## SHORT PROBLEM
Return the lines below that carry the word "Cubaris".

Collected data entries

——

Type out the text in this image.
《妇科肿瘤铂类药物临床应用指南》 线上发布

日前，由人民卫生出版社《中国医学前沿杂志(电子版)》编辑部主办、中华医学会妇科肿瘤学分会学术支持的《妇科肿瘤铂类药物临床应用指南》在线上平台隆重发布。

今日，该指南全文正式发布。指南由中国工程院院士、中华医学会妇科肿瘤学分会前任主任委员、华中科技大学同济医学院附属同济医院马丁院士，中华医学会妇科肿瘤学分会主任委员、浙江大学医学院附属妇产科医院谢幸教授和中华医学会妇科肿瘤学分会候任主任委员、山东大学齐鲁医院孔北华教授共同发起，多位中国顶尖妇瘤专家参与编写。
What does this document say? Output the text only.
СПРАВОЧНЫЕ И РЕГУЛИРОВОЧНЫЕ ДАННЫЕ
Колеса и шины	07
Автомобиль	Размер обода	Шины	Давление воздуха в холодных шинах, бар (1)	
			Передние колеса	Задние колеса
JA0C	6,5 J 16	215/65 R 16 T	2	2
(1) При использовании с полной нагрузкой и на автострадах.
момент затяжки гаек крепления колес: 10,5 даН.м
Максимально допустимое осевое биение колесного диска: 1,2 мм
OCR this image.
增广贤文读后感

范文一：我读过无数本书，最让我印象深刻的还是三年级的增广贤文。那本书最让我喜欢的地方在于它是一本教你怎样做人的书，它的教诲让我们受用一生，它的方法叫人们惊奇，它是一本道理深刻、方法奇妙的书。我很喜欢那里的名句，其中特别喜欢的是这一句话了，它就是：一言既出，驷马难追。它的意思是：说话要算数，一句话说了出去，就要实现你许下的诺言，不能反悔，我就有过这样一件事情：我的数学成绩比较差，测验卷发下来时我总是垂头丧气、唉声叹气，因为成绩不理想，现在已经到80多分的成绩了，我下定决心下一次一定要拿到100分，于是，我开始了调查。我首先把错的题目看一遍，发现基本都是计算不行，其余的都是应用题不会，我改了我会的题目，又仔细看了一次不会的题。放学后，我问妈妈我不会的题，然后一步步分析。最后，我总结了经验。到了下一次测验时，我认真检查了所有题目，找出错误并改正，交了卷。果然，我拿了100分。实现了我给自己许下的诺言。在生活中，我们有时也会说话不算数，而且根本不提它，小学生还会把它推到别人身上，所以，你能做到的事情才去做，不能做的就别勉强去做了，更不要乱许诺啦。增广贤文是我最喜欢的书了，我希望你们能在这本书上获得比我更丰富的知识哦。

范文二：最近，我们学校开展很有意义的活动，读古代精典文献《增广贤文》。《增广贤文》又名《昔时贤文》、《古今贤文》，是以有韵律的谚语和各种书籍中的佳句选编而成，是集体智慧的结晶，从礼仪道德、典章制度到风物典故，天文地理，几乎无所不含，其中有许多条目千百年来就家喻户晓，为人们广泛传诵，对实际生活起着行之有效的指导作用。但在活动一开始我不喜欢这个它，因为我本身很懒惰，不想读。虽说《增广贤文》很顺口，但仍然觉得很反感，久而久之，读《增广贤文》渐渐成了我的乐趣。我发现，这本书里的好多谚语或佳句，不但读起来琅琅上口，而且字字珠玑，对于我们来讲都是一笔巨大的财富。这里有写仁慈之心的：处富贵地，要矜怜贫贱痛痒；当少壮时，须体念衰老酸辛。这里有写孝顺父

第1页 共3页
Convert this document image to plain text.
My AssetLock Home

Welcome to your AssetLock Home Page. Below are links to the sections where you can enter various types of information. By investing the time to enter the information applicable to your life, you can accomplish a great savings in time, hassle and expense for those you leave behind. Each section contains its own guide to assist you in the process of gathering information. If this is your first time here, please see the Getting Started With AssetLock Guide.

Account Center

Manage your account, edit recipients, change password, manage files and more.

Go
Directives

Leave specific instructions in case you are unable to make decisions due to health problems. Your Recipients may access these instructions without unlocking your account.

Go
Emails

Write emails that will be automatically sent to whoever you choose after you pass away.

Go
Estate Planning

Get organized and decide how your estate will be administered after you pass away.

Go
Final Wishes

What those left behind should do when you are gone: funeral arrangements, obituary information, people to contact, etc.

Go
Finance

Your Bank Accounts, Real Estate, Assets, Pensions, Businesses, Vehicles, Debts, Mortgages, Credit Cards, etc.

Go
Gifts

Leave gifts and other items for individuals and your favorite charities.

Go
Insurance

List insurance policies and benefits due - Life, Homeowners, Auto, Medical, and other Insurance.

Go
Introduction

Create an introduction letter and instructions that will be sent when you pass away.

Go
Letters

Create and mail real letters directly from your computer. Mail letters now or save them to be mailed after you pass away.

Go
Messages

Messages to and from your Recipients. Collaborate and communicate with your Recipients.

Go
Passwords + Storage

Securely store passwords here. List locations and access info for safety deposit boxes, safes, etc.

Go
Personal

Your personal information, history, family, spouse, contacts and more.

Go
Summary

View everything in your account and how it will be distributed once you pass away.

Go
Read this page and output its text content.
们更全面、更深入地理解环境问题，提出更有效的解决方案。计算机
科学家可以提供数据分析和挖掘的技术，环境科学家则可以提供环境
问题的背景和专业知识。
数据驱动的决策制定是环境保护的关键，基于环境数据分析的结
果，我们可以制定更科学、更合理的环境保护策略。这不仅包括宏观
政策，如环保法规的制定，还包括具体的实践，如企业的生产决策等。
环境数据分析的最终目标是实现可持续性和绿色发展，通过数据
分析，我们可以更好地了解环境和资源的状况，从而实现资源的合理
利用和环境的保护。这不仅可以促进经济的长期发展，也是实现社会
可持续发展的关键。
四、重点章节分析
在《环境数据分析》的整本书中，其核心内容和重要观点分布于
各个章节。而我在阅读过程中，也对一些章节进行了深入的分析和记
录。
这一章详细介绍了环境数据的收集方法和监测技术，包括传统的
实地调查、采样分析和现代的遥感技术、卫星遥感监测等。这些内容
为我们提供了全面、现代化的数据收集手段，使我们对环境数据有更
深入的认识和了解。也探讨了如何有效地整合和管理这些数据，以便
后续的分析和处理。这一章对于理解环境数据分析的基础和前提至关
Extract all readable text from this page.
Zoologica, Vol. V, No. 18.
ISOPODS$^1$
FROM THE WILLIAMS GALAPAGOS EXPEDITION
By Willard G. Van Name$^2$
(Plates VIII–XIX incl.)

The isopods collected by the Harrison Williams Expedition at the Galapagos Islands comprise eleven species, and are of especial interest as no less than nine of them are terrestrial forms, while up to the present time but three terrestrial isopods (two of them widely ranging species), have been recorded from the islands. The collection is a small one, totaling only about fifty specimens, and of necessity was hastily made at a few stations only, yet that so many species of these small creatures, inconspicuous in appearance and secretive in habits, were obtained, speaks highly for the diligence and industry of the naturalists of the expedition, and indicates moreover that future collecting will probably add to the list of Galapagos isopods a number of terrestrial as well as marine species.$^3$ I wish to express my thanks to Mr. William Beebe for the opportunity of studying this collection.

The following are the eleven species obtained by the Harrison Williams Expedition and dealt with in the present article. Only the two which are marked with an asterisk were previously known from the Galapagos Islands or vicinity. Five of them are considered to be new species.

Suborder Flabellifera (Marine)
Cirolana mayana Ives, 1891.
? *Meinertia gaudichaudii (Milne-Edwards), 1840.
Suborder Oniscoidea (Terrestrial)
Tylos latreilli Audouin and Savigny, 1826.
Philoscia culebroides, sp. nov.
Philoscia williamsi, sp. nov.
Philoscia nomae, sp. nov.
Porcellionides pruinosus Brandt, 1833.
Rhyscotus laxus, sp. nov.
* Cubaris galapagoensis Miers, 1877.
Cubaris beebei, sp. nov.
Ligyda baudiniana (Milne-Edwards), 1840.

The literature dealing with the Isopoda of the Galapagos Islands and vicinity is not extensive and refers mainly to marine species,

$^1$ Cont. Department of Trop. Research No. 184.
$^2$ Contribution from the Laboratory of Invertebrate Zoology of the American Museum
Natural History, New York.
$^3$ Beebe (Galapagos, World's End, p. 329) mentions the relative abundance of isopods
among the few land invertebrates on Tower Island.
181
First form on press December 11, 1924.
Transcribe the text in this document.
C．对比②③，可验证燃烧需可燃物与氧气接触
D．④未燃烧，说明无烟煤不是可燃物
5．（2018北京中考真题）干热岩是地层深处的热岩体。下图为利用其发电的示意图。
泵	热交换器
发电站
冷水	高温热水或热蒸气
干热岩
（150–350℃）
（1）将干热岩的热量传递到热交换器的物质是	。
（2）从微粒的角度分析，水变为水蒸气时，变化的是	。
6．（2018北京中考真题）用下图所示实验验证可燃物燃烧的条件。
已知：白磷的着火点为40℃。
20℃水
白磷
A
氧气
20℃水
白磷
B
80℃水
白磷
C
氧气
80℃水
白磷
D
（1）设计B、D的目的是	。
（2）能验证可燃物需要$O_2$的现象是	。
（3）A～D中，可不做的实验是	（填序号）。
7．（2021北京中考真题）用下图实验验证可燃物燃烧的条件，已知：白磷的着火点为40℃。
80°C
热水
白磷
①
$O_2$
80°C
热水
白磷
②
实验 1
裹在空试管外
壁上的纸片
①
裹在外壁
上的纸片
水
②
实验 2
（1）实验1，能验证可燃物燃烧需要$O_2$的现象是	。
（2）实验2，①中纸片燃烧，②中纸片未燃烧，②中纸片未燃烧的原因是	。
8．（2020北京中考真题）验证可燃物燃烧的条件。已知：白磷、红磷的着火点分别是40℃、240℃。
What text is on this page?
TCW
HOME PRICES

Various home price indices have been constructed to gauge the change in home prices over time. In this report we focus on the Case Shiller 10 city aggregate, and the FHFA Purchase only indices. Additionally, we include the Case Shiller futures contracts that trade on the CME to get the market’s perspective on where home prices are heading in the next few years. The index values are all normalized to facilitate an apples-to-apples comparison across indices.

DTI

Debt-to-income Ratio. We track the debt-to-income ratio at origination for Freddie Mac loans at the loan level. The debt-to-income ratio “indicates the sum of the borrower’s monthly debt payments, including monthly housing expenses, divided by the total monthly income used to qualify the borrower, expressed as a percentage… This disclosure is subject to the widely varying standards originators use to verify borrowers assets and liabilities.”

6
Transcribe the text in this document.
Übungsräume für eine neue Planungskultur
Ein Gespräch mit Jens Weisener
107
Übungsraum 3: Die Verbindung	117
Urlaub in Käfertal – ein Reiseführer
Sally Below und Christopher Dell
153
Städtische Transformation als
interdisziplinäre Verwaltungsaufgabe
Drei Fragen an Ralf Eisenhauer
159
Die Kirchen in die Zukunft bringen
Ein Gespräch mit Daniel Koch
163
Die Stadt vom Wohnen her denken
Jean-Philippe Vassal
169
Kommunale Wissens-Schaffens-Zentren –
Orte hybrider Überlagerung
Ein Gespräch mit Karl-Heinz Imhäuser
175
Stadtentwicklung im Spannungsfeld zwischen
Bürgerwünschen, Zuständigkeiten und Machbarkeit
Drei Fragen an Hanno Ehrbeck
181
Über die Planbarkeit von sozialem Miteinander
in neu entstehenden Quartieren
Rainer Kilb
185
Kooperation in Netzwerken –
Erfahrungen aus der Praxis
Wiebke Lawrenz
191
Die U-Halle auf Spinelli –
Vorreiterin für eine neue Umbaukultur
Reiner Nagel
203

——

## RESULT OF THIS TASK
* Cubaris galapagoensis Miers, 1877.
Cubaris beebei, sp. nov.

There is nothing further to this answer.